§ **Written exercise**: Tally the lines holding the word "from" and state the count by itself.

(Collected data entries)

*-*-*

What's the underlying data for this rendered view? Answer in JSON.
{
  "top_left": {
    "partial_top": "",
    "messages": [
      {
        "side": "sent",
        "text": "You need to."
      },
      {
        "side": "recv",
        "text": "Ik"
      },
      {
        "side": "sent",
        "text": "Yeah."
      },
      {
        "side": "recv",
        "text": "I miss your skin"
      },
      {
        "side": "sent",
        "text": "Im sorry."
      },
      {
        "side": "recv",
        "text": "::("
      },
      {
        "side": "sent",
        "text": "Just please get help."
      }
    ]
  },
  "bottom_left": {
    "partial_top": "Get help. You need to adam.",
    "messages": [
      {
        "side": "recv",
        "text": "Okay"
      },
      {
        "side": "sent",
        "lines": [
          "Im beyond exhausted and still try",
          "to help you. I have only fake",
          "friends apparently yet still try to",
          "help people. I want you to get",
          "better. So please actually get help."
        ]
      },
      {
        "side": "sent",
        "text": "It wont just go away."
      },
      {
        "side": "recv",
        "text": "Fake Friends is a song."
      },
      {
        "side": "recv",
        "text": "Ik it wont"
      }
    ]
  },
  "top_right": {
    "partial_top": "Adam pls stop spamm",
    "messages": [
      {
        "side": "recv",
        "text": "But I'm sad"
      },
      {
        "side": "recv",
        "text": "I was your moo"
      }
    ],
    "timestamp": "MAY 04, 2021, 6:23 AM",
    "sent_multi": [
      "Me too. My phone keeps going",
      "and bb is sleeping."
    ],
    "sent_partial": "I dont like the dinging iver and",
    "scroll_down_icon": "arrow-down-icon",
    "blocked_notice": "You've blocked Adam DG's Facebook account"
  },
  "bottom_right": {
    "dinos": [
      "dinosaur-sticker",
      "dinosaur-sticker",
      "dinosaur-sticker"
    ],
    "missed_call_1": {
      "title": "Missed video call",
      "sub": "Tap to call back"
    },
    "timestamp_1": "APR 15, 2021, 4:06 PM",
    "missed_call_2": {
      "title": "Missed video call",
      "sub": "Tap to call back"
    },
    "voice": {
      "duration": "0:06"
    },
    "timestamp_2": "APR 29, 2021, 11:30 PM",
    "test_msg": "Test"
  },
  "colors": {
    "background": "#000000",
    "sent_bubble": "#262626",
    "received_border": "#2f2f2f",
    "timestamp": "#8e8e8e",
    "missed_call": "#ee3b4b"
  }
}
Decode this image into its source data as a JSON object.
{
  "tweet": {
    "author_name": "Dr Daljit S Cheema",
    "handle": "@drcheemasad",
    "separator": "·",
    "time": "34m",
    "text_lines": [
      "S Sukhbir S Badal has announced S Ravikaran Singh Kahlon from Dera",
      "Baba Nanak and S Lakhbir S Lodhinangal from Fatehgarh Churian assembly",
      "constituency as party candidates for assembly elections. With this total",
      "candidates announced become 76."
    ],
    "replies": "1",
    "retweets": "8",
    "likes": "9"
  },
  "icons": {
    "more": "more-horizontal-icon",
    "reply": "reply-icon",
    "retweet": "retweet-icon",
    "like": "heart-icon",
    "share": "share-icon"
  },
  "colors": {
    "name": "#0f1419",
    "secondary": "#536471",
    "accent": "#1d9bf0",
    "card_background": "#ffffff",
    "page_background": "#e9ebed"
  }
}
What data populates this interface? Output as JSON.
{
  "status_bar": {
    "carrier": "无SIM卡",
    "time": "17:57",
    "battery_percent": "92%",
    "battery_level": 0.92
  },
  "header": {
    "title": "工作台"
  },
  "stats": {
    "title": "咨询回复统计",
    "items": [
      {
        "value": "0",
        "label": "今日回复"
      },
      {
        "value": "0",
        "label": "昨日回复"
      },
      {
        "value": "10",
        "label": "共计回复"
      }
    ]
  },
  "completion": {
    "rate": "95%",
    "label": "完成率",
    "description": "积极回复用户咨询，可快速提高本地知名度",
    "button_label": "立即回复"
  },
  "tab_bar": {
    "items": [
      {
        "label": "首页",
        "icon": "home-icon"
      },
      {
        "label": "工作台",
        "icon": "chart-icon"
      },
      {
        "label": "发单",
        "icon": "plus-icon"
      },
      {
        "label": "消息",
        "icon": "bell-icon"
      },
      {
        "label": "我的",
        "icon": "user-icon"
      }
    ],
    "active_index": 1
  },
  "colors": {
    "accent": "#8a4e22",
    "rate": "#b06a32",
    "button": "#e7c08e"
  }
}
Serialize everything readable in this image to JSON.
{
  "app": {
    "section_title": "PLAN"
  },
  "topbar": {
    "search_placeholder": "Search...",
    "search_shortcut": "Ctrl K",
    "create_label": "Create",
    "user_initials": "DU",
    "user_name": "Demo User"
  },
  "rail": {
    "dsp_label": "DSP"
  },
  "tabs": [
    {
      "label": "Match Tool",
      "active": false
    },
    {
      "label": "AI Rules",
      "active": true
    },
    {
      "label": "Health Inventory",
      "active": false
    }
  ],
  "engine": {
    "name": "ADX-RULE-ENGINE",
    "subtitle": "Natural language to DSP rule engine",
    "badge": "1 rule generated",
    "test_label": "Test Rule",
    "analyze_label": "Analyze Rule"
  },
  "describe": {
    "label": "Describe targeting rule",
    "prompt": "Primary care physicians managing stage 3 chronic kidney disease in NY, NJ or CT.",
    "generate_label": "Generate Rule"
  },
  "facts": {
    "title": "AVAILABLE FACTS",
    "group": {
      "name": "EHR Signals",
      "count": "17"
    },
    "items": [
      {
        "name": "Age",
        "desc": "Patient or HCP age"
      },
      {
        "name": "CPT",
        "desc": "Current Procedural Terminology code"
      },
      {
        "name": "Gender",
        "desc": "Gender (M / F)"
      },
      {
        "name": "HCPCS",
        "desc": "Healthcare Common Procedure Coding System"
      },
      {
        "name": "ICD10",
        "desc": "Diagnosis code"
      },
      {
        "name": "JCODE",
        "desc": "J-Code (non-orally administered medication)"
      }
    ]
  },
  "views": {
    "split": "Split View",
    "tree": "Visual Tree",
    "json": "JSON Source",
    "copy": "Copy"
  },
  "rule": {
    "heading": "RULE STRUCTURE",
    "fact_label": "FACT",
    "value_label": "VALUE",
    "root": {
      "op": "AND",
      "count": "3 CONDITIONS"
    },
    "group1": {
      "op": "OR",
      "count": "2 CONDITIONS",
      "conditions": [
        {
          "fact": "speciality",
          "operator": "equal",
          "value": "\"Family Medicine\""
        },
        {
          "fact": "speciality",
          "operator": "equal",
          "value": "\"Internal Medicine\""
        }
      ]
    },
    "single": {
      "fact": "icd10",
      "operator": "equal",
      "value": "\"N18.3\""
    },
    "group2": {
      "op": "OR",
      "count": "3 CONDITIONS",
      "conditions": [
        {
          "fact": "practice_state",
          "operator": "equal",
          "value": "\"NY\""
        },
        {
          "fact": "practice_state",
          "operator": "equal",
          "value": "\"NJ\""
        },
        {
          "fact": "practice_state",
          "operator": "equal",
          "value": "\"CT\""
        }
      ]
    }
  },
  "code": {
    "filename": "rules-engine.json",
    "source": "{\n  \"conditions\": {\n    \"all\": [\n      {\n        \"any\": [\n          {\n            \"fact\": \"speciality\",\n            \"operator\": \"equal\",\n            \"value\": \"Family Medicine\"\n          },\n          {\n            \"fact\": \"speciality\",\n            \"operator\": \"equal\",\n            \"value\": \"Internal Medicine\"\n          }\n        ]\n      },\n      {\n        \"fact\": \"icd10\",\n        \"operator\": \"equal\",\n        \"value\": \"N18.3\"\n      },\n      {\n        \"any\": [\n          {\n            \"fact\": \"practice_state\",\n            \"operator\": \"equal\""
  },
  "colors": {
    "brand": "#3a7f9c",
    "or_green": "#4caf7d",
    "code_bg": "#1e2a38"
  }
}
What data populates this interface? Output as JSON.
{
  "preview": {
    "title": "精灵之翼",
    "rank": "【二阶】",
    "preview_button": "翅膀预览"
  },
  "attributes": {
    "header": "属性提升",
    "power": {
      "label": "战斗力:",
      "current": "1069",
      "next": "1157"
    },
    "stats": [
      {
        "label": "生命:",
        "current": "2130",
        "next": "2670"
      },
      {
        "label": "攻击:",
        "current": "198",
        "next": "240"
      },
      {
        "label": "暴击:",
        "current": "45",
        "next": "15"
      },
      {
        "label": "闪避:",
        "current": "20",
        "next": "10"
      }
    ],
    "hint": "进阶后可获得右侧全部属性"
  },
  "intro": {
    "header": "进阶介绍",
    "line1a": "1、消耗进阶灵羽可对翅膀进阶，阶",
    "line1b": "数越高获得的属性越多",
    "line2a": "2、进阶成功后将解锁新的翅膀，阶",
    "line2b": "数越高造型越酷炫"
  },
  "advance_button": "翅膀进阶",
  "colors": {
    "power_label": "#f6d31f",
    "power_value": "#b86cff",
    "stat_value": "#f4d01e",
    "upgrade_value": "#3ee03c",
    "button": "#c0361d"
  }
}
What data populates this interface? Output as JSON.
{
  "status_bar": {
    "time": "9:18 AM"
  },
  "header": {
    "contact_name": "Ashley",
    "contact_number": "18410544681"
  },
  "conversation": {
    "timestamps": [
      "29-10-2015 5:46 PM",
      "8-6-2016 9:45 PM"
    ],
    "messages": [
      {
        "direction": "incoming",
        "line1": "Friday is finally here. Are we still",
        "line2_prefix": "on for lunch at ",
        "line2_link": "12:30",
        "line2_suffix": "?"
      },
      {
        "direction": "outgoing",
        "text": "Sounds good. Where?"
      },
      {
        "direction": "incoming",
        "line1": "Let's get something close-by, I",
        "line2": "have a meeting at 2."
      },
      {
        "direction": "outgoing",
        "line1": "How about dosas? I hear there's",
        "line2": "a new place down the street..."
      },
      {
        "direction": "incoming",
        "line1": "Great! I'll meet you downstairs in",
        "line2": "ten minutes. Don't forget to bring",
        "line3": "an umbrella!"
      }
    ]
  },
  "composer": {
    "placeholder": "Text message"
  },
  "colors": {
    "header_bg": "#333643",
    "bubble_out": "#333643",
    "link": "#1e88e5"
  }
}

*-*-*

§ **Task response**: 2